State how many lines in these records contain the word "faire", and nothing else.

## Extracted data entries
==========
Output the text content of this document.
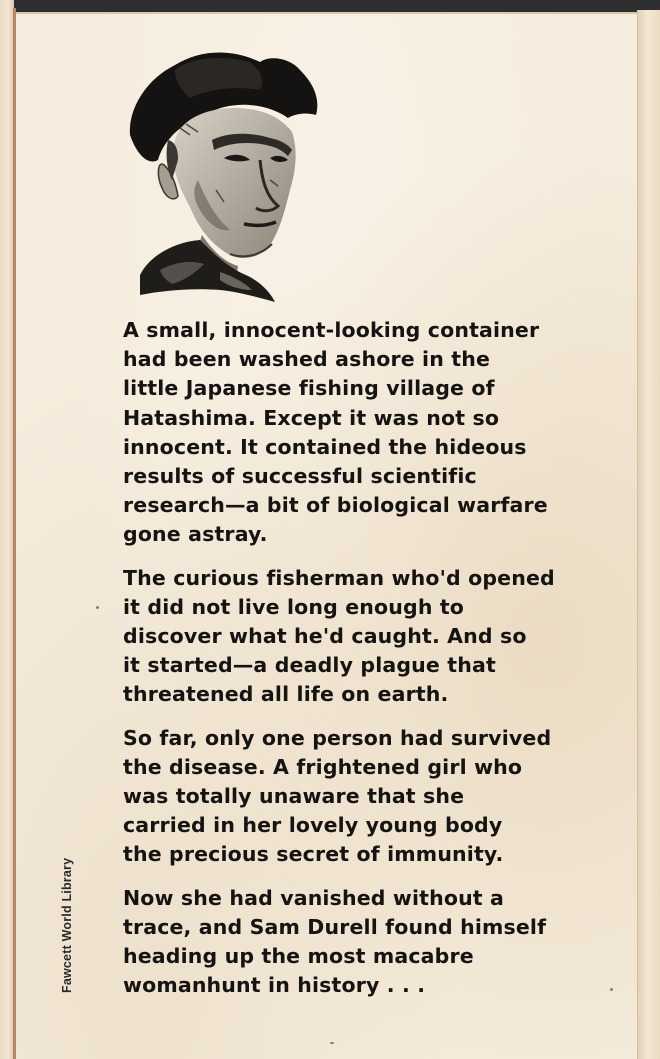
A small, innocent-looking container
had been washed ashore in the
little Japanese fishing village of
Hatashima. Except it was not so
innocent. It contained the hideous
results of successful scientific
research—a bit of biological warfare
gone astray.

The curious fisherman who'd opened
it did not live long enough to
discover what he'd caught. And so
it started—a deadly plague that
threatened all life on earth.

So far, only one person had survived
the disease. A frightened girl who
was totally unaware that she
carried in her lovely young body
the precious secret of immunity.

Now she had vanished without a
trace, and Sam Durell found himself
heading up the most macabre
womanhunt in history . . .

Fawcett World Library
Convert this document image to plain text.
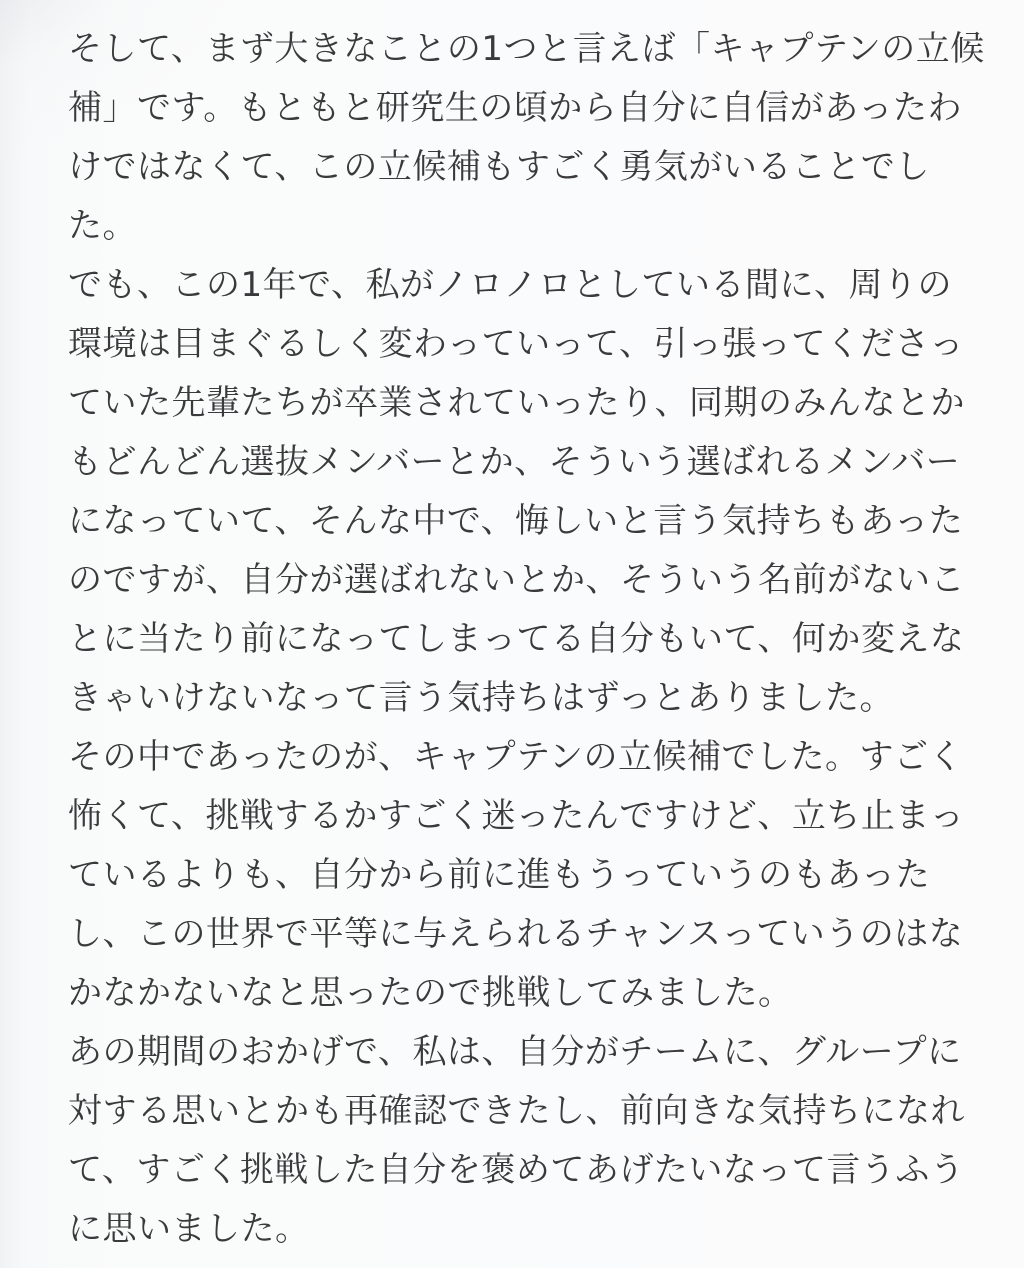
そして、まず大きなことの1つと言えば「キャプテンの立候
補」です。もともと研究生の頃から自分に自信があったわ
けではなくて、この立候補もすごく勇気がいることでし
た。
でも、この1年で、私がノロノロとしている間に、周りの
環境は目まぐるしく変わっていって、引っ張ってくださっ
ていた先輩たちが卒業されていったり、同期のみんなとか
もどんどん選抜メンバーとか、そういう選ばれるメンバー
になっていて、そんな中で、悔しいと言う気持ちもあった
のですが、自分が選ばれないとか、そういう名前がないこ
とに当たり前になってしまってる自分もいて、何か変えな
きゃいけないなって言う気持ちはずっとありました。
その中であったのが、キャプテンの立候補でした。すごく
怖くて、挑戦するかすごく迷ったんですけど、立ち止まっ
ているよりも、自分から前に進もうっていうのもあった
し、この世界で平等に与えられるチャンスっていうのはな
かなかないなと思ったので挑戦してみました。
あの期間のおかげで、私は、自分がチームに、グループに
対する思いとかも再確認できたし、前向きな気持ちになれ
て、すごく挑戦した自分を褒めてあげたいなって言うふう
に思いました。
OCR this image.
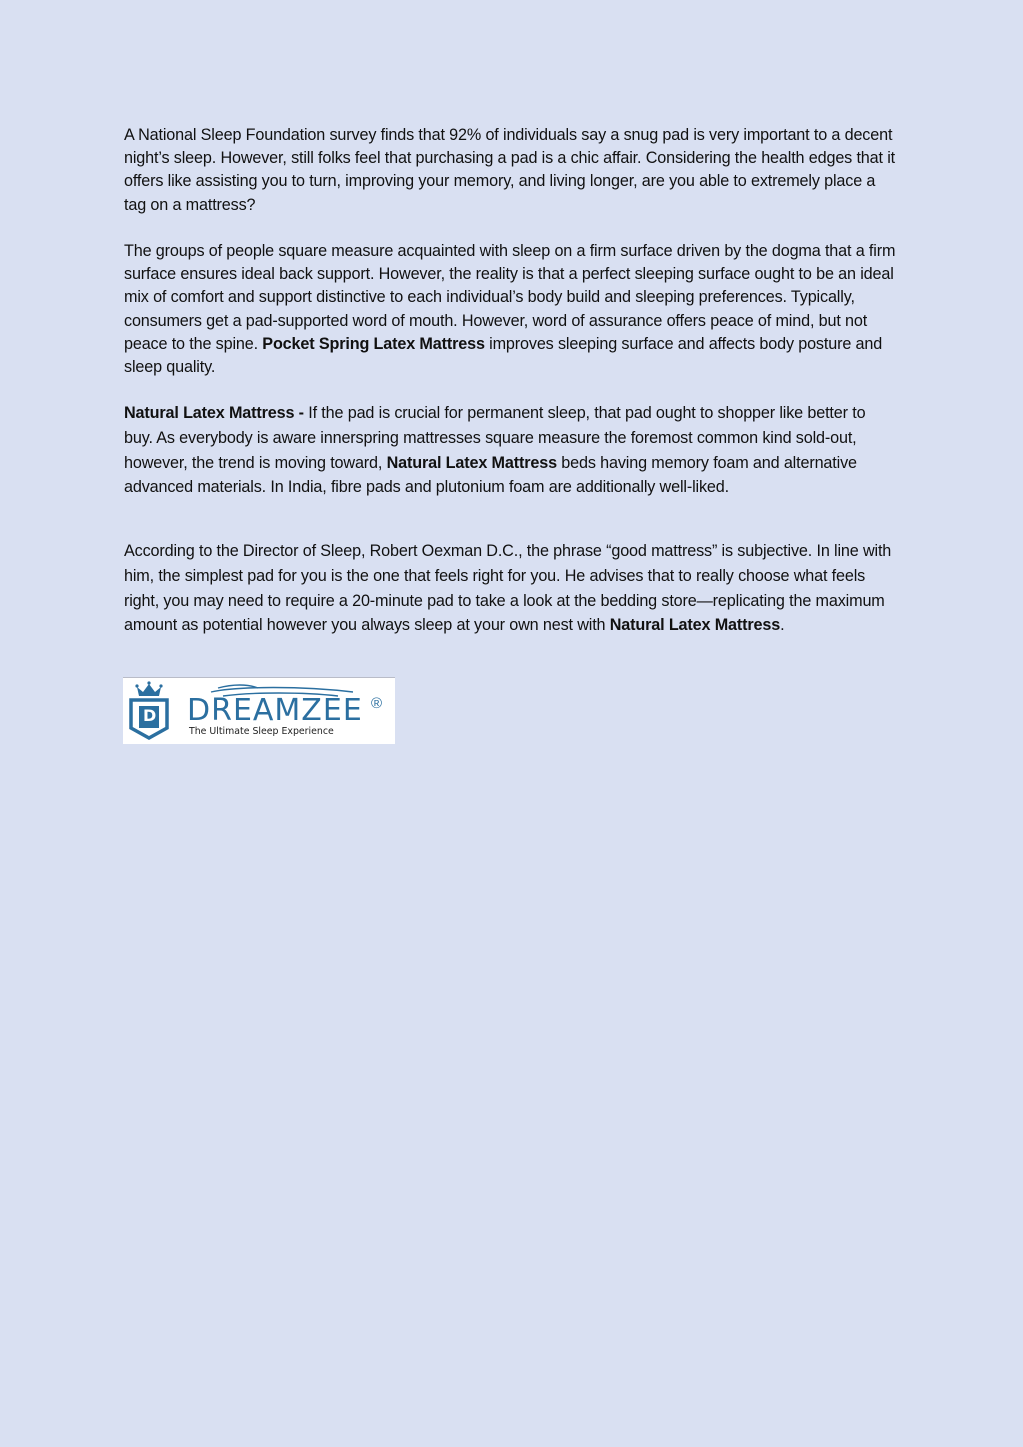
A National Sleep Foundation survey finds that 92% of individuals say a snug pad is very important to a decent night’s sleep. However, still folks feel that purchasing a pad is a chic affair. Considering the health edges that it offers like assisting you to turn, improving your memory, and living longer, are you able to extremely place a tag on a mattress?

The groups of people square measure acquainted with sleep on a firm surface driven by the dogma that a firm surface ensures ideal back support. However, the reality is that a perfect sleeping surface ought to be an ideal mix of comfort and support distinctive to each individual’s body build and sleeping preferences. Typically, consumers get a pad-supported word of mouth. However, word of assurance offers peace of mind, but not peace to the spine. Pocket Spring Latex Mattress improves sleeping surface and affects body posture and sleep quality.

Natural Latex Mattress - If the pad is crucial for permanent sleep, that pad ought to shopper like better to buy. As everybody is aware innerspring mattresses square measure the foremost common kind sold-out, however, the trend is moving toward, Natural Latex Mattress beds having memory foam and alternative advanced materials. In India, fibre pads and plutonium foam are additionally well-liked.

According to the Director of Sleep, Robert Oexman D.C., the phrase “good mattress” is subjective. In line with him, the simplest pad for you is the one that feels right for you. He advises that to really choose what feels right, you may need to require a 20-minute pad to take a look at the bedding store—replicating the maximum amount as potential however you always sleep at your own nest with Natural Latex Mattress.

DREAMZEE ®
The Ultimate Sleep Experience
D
==========
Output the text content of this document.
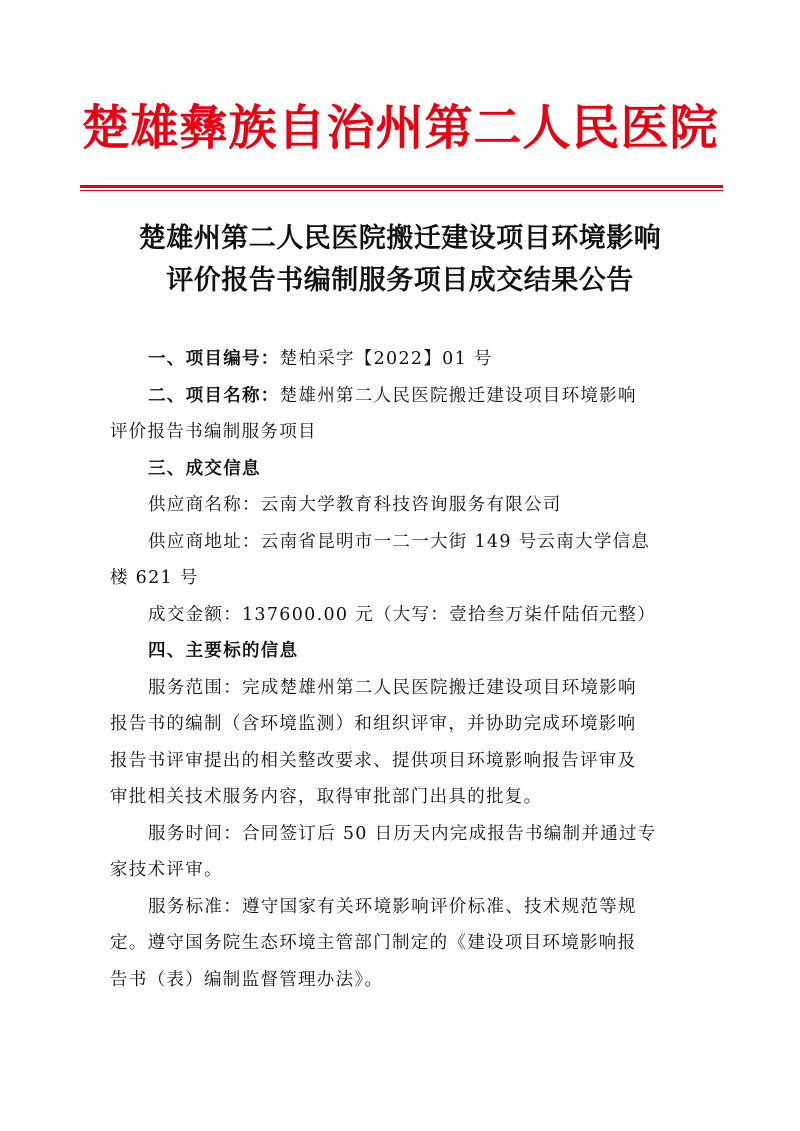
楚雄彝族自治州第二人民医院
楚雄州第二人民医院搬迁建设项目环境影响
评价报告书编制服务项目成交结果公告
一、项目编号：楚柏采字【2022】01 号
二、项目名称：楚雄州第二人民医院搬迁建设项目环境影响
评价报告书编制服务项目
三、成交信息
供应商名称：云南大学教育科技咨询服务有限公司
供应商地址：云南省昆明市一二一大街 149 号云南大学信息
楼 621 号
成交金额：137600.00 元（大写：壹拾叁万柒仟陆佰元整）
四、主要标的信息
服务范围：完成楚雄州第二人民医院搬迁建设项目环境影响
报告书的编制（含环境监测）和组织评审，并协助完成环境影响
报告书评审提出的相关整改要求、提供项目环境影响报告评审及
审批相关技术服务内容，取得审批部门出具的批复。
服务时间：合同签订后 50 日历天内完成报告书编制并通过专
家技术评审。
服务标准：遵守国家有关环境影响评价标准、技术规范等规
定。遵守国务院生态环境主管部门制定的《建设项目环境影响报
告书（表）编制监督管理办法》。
==========
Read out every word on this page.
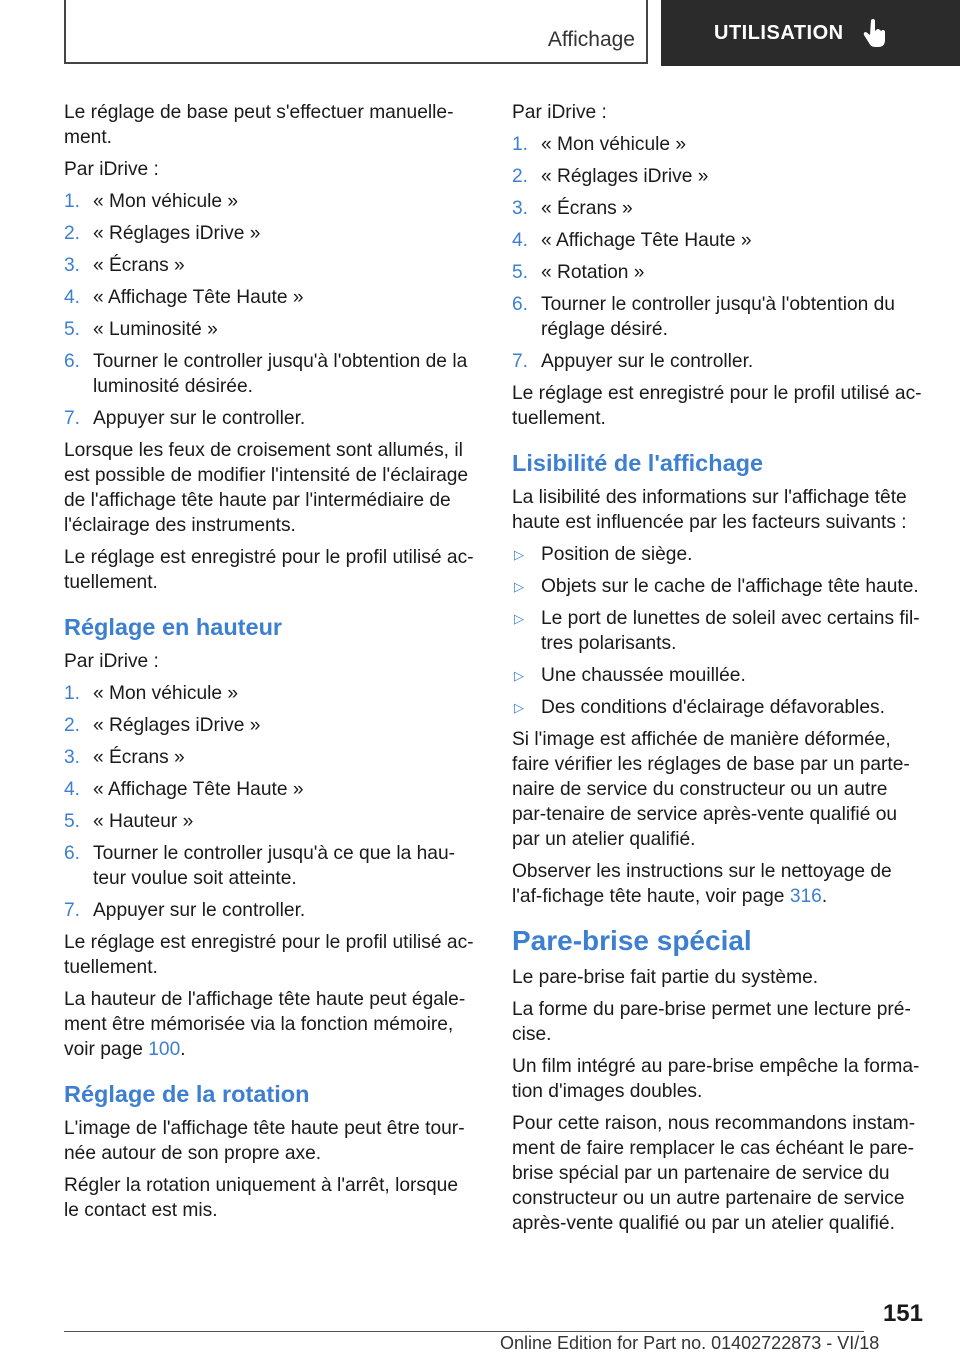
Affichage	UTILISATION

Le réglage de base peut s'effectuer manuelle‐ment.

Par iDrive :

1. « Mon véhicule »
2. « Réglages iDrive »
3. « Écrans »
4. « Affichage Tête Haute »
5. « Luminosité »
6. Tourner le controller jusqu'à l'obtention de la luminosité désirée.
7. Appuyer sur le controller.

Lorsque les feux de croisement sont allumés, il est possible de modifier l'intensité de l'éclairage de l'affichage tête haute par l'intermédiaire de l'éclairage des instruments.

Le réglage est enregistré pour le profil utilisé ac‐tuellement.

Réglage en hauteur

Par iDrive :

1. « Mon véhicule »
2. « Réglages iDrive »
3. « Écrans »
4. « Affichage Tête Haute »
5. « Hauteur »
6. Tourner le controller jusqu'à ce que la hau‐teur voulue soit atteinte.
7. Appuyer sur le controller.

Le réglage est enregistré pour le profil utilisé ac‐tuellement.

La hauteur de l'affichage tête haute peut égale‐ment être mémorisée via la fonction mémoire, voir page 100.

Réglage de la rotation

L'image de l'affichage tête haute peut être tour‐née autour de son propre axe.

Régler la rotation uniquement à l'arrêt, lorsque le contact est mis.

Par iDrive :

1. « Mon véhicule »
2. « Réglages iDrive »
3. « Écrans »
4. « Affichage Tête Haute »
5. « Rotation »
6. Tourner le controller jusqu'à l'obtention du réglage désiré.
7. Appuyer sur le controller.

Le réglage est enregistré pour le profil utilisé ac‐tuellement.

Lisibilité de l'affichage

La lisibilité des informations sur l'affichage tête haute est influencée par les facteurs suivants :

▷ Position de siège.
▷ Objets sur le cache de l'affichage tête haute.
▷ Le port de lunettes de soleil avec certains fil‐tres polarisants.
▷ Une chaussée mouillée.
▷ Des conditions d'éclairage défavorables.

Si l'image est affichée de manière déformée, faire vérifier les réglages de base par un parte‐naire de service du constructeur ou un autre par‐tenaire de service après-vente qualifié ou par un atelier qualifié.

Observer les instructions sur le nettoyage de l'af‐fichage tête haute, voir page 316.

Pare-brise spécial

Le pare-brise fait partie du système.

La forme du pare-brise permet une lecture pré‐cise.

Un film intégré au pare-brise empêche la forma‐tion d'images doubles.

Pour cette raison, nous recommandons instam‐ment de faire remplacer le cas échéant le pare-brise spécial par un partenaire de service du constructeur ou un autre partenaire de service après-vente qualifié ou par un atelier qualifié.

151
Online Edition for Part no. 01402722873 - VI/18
==========
## Exercise solution
2